*TASK TO CARRY OUT*
Scan the records for lines with the word "Längd", and copy every such line.
───── DATA TO PROCESS ─────
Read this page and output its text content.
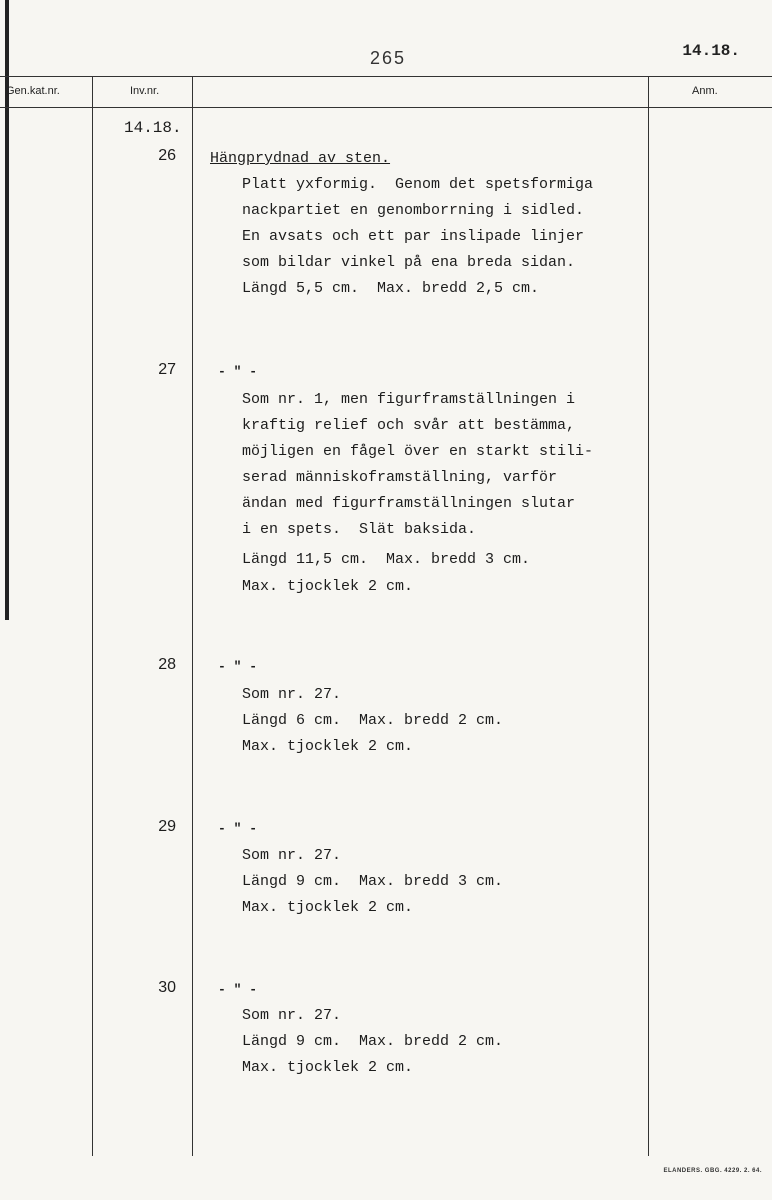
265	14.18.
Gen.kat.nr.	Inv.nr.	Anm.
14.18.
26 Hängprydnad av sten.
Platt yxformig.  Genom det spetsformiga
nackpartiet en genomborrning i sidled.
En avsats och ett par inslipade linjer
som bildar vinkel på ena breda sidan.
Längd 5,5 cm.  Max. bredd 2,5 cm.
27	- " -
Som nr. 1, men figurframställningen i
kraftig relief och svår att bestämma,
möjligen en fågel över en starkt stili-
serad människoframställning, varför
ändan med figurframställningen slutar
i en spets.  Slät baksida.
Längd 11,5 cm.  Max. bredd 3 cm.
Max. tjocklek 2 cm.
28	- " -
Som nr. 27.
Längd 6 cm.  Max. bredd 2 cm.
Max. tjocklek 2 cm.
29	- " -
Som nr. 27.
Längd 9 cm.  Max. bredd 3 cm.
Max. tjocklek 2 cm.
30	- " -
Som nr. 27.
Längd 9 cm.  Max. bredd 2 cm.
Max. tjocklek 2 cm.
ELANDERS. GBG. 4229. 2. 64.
─────
───── DATA TO PROCESS ─────
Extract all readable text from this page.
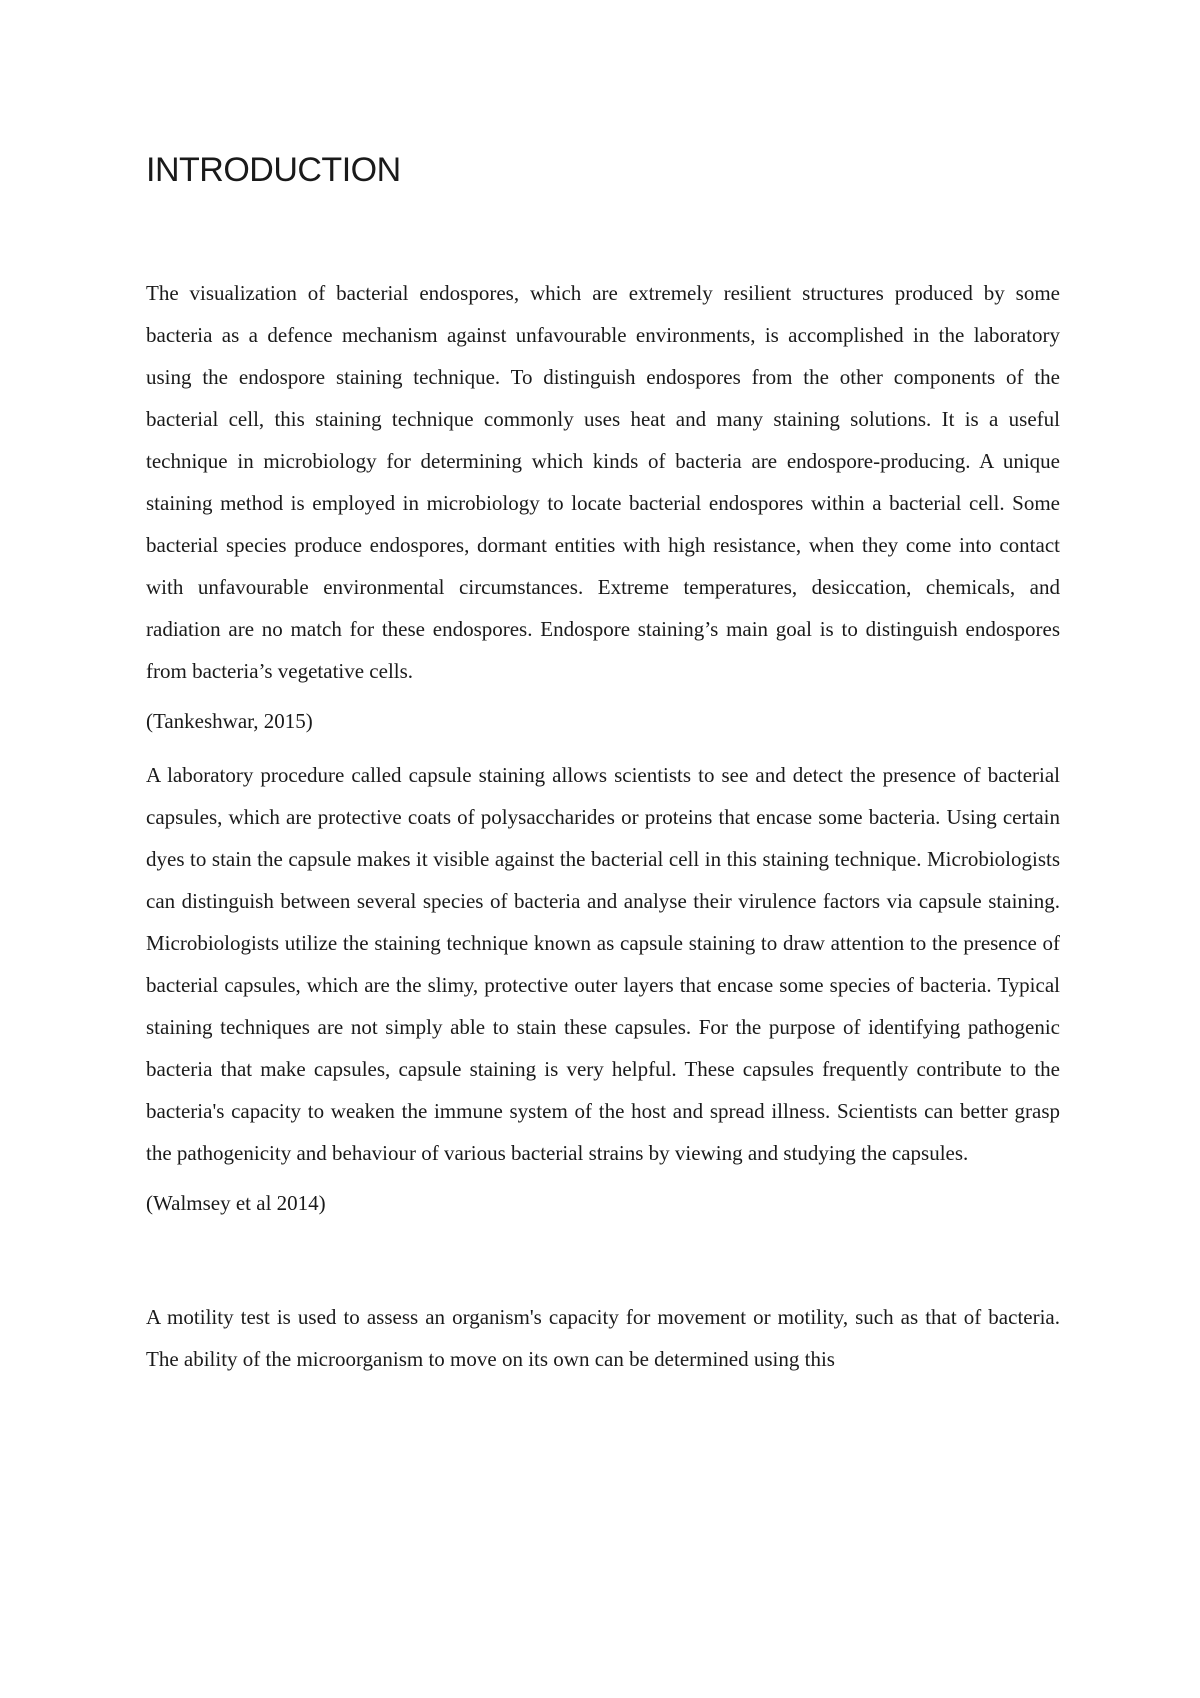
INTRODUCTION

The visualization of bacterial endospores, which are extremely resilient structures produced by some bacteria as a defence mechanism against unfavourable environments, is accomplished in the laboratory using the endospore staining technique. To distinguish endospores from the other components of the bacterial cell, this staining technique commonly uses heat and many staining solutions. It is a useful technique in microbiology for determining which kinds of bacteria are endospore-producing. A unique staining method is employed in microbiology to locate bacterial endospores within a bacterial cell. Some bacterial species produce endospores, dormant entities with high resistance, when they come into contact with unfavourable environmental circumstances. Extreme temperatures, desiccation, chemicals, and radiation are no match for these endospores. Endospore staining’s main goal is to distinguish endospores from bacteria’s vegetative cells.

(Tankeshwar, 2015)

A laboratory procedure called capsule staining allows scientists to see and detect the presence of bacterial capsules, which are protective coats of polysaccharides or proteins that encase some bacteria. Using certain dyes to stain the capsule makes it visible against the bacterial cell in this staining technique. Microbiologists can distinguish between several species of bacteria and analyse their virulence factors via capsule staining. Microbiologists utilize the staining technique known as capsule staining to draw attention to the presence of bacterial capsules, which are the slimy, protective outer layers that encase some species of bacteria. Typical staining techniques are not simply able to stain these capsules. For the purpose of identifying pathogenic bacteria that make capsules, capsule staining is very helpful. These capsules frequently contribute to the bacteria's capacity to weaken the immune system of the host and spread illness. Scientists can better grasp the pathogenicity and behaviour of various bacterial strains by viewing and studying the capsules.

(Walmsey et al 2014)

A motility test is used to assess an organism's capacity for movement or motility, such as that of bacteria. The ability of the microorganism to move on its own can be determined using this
─────
*RESULT FOR THIS TASK*
Längd 5,5 cm.  Max. bredd 2,5 cm.
Längd 11,5 cm.  Max. bredd 3 cm.
Längd 6 cm.  Max. bredd 2 cm.
Längd 9 cm.  Max. bredd 3 cm.
Längd 9 cm.  Max. bredd 2 cm.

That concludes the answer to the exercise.